Stored records
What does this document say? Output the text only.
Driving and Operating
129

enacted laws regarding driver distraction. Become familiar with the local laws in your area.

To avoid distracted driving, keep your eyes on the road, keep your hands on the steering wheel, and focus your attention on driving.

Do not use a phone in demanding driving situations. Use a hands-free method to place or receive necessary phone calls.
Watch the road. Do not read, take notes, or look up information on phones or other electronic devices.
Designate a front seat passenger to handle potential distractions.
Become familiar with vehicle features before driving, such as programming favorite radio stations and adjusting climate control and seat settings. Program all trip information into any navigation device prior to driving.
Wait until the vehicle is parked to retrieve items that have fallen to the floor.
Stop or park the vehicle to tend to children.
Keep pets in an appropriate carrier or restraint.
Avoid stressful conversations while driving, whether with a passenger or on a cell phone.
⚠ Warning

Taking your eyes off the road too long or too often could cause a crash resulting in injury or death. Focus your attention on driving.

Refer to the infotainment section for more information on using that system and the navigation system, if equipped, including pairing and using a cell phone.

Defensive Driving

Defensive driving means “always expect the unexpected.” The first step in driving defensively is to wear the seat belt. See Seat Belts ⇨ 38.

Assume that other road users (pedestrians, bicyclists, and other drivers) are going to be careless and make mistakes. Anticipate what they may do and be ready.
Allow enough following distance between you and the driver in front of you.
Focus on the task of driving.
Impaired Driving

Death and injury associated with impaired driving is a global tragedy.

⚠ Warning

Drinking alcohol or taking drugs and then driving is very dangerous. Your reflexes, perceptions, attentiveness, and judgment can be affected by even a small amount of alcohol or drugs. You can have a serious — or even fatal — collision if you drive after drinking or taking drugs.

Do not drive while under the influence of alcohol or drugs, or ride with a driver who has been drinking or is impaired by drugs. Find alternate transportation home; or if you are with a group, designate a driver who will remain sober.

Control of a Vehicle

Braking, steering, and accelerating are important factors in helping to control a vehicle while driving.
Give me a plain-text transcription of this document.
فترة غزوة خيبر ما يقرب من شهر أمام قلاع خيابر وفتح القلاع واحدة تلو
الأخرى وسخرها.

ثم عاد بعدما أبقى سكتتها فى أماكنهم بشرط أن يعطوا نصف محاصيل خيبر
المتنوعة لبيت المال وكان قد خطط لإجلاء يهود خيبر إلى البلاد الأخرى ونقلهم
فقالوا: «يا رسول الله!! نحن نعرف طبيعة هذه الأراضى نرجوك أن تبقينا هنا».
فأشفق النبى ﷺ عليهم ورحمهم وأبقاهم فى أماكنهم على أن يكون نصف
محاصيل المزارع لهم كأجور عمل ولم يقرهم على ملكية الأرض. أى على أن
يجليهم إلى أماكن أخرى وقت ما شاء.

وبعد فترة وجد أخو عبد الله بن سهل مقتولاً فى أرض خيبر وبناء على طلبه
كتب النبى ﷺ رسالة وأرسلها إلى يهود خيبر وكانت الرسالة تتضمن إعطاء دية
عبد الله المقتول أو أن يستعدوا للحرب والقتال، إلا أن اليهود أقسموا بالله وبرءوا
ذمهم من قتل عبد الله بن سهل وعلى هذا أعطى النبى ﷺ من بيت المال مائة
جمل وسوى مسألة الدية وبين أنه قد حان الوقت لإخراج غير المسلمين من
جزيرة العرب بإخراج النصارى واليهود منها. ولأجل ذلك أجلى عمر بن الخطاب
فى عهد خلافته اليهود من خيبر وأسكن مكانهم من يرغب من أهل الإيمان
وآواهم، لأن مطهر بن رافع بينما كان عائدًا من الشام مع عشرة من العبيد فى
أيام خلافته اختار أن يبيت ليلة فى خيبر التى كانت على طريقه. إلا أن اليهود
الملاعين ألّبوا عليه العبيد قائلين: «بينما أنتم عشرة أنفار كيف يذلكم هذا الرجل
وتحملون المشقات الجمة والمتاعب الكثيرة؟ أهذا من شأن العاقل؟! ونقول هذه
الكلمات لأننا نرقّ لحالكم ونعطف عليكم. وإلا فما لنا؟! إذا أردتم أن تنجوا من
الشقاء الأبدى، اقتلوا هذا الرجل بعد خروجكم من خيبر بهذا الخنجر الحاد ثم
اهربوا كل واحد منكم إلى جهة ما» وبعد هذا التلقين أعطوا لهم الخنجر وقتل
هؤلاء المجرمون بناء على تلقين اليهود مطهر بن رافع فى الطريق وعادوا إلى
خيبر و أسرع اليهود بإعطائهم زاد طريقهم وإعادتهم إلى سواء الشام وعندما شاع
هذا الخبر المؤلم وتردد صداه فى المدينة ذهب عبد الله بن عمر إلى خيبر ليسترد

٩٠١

* _WHAT THE TASK ASKS_: Search the listing for the word "عشرة" and return each line that holds it.

* _THE SOLUTION_:
وآواهم، لأن مطهر بن رافع بينما كان عائدًا من الشام مع عشرة من العبيد فى
الملاعين ألّبوا عليه العبيد قائلين: «بينما أنتم عشرة أنفار كيف يذلكم هذا الرجل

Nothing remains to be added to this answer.